* [Short task] The records below must be written out exactly, with every picture left behind.

* [Material shown]
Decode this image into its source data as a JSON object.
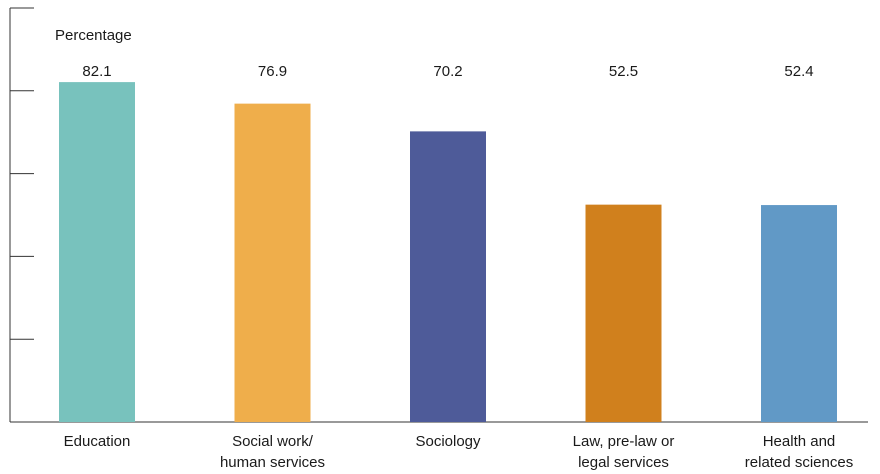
{
  "chart_data": {
    "type": "bar",
    "ylabel": "Percentage",
    "ylim": [
      0,
      100
    ],
    "y_ticks": [
      0,
      20,
      40,
      60,
      80,
      100
    ],
    "show_tick_labels": false,
    "grid": false,
    "categories": [
      [
        "Education"
      ],
      [
        "Social work/",
        "human services"
      ],
      [
        "Sociology"
      ],
      [
        "Law, pre-law or",
        "legal services"
      ],
      [
        "Health and",
        "related sciences"
      ]
    ],
    "values": [
      82.1,
      76.9,
      70.2,
      52.5,
      52.4
    ],
    "value_labels": [
      "82.1",
      "76.9",
      "70.2",
      "52.5",
      "52.4"
    ],
    "colors": [
      "#78c2bd",
      "#efae4b",
      "#4e5b99",
      "#d0801d",
      "#6199c6"
    ]
  }
}
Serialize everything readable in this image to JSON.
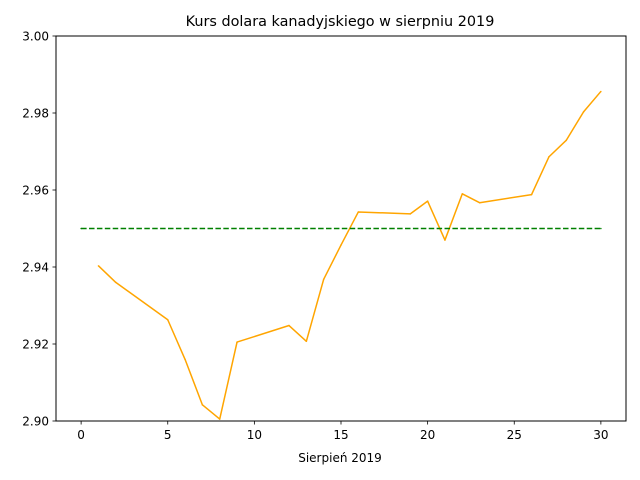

* [Exercise output]
Decode this image into its source data as a JSON object.
{
  "chart_data": {
    "type": "bar",
    "ylabel": "Percentage",
    "ylim": [
      0,
      100
    ],
    "y_ticks": [
      0,
      20,
      40,
      60,
      80,
      100
    ],
    "show_tick_labels": false,
    "grid": false,
    "categories": [
      [
        "Education"
      ],
      [
        "Social work/",
        "human services"
      ],
      [
        "Sociology"
      ],
      [
        "Law, pre-law or",
        "legal services"
      ],
      [
        "Health and",
        "related sciences"
      ]
    ],
    "values": [
      82.1,
      76.9,
      70.2,
      52.5,
      52.4
    ],
    "value_labels": [
      "82.1",
      "76.9",
      "70.2",
      "52.5",
      "52.4"
    ],
    "colors": [
      "#78c2bd",
      "#efae4b",
      "#4e5b99",
      "#d0801d",
      "#6199c6"
    ]
  }
}
Serialize everything readable in this image to JSON.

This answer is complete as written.